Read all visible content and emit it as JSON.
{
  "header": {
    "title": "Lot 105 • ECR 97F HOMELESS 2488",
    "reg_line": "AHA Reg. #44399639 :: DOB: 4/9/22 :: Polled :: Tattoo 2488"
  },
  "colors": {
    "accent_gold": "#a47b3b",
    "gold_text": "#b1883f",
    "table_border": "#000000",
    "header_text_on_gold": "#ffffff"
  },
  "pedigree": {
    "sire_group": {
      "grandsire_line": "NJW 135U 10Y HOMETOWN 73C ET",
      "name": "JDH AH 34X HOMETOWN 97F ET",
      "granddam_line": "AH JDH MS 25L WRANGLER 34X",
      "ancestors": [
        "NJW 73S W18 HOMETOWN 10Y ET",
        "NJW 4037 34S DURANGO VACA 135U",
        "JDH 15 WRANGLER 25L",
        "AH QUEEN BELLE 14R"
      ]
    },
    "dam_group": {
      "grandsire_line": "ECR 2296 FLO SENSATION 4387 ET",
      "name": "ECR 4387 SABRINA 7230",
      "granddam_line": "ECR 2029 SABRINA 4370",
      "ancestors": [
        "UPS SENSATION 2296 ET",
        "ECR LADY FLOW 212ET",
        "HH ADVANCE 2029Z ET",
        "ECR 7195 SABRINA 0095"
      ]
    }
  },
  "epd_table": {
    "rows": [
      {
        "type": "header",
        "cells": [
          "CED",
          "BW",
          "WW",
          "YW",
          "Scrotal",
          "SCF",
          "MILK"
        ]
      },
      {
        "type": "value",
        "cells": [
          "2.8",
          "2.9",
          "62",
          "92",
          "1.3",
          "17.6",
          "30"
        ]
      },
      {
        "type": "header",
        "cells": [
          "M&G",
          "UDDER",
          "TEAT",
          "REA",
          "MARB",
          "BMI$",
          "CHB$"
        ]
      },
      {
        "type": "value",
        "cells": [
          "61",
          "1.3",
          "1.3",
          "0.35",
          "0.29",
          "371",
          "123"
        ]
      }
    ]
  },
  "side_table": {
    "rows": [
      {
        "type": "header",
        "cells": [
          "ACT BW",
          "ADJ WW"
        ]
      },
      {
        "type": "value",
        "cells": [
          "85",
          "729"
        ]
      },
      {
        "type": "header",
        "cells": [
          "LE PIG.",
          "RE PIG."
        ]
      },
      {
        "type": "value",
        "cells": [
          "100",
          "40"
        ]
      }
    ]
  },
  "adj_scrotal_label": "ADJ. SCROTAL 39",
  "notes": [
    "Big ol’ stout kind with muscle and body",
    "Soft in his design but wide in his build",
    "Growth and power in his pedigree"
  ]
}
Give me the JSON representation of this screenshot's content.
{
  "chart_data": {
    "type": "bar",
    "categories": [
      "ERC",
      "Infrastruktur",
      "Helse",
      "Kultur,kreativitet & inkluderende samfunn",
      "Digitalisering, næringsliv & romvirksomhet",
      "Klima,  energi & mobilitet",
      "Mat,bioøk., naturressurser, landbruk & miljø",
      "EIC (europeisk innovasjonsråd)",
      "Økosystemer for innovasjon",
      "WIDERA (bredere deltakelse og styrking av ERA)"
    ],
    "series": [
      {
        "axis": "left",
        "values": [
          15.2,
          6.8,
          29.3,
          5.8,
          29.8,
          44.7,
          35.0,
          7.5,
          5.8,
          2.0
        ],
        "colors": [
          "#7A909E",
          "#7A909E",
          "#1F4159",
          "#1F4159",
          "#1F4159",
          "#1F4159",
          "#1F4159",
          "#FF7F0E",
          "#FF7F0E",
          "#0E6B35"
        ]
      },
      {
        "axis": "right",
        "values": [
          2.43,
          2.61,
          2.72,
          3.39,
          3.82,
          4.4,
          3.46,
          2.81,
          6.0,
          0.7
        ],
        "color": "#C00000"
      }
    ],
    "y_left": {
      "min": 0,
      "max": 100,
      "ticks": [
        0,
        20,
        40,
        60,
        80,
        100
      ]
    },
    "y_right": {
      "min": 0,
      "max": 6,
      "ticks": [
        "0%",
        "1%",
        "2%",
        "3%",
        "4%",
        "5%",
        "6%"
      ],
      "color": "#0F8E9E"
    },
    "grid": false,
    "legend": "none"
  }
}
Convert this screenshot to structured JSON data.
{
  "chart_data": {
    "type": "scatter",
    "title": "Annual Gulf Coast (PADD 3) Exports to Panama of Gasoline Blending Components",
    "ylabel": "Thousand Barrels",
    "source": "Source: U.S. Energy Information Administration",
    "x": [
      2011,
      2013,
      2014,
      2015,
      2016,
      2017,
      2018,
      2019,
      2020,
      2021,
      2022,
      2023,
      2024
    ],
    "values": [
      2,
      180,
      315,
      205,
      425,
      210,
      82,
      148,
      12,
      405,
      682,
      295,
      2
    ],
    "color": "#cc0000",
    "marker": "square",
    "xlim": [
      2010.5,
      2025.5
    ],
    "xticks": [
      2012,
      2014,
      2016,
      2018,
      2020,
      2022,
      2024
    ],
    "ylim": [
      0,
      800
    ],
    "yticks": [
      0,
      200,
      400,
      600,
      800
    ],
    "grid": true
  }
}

★ ★ ★

◆ Task to complete: List every line from the entries above in which "SABRINA" appears.

◆ Correct result:
      "name": "ECR 4387 SABRINA 7230",
      "granddam_line": "ECR 2029 SABRINA 4370",
        "ECR 7195 SABRINA 0095"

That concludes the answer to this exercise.